**Exercise details**.
Make an exact copy of each entry, leaving out every picture.

**Material shown**.

%%

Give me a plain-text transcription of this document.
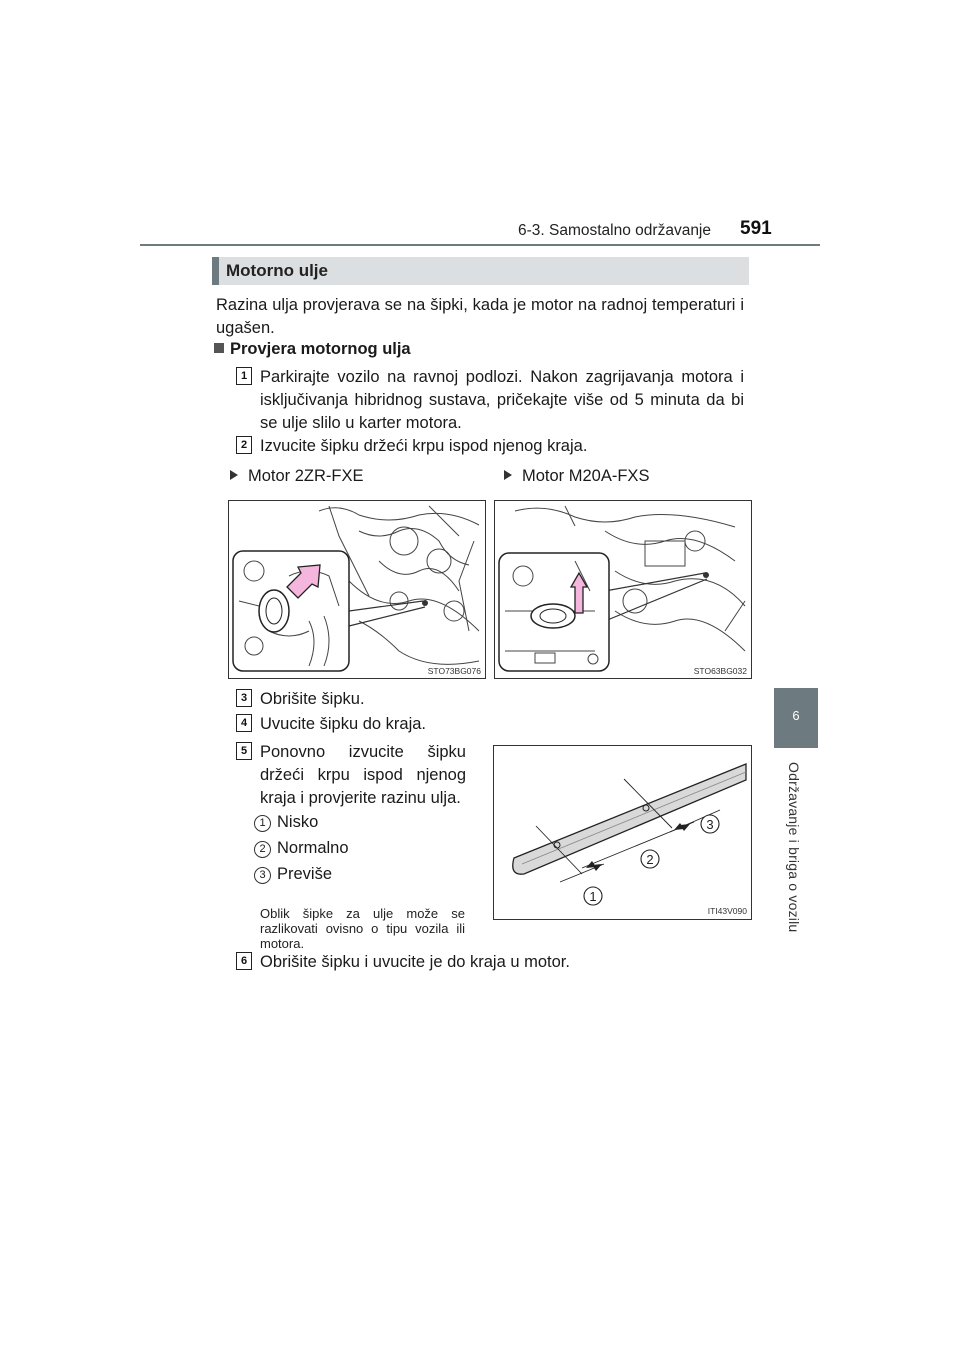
6-3. Samostalno održavanje 591
6
Održavanje i briga o vozilu
Motorno ulje

Razina ulja provjerava se na šipki, kada je motor na radnoj temperaturi i ugašen.

Provjera motornog ulja
1 Parkirajte vozilo na ravnoj podlozi. Nakon zagrijavanja motora i isključivanja hibridnog sustava, pričekajte više od 5 minuta da bi se ulje slilo u karter motora.

2 Izvucite šipku držeći krpu ispod njenog kraja.
Motor 2ZR-FXE	Motor M20A-FXS
STO73BG076	STO63BG032
3 Obrišite šipku.
4 Uvucite šipku do kraja.
5 Ponovno izvucite šipku držeći krpu ispod njenog kraja i provjerite razinu ulja.

1 Nisko
2 Normalno
3 Previše

Oblik šipke za ulje može se razlikovati ovisno o tipu vozila ili motora.

1
2
3
ITI43V090
6 Obrišite šipku i uvucite je do kraja u motor.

%%

**Final result**.
Give me a plain-text transcription of this document.
6-3. Samostalno održavanje 591
6
Održavanje i briga o vozilu
Motorno ulje

Razina ulja provjerava se na šipki, kada je motor na radnoj temperaturi i ugašen.

Provjera motornog ulja
1 Parkirajte vozilo na ravnoj podlozi. Nakon zagrijavanja motora i isključivanja hibridnog sustava, pričekajte više od 5 minuta da bi se ulje slilo u karter motora.

2 Izvucite šipku držeći krpu ispod njenog kraja.
Motor 2ZR-FXE	Motor M20A-FXS
STO73BG076	STO63BG032
3 Obrišite šipku.
4 Uvucite šipku do kraja.
5 Ponovno izvucite šipku držeći krpu ispod njenog kraja i provjerite razinu ulja.

1 Nisko
2 Normalno
3 Previše

Oblik šipke za ulje može se razlikovati ovisno o tipu vozila ili motora.

1
2
3
ITI43V090
6 Obrišite šipku i uvucite je do kraja u motor.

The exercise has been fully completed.